**REQUEST**
Scan the listing below. Report each line that includes "with".

**SOURCE MATERIAL**

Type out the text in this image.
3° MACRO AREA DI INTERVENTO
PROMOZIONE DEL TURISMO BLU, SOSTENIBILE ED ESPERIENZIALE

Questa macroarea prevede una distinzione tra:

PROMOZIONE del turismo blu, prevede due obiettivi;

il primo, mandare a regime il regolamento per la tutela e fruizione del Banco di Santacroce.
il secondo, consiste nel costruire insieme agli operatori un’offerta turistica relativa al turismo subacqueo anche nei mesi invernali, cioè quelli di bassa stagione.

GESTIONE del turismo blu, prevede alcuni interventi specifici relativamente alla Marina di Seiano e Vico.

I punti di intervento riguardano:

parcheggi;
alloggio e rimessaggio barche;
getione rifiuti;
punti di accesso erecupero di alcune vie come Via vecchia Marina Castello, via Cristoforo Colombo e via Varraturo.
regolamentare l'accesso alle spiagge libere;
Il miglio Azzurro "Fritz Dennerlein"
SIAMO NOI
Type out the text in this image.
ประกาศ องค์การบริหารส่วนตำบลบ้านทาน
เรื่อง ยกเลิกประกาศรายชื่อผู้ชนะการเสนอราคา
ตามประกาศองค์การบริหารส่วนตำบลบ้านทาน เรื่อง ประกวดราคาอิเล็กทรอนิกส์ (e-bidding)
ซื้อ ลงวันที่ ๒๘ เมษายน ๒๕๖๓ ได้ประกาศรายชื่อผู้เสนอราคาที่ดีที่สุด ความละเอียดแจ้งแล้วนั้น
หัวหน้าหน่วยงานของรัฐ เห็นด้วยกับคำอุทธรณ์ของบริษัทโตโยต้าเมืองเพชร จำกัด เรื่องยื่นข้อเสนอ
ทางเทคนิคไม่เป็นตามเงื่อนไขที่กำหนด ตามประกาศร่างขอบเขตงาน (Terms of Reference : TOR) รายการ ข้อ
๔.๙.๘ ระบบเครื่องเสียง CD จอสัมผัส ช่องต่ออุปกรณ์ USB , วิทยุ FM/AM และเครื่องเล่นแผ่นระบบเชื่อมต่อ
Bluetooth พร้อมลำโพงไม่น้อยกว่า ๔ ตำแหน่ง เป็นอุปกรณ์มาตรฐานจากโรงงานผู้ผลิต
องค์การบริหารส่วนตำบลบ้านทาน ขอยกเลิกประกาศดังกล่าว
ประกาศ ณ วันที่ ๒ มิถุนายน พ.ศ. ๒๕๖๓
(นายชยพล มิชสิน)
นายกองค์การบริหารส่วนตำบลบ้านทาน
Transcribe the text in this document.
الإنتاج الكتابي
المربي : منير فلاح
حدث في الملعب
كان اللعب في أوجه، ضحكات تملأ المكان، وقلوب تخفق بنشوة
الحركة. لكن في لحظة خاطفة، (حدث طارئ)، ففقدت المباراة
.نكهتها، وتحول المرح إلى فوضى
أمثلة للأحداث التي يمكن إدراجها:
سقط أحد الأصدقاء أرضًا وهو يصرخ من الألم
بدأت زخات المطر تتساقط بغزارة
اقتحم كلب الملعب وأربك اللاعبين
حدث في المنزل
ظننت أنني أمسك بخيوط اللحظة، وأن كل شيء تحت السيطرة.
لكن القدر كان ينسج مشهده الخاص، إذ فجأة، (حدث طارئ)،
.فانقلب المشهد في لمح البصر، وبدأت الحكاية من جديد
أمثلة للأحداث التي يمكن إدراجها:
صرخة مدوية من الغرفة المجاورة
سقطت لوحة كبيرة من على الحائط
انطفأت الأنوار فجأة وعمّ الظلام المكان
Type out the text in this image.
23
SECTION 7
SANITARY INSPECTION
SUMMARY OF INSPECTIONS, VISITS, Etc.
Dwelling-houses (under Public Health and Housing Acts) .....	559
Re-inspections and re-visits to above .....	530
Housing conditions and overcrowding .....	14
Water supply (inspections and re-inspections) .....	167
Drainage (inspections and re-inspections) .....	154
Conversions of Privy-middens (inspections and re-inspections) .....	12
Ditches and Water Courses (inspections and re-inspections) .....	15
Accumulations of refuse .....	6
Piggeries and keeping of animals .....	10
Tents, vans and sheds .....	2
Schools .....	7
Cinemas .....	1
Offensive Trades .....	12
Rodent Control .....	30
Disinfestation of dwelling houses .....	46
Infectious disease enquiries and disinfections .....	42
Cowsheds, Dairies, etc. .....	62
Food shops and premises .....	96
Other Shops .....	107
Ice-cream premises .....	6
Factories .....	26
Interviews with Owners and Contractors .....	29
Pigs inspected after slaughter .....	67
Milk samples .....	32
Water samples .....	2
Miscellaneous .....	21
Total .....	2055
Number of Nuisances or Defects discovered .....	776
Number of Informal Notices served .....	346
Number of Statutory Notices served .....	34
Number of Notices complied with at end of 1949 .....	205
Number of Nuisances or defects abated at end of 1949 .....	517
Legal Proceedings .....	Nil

**COMPLETED TASK**
Interviews with Owners and Contractors .....	29
Number of Notices complied with at end of 1949 .....	205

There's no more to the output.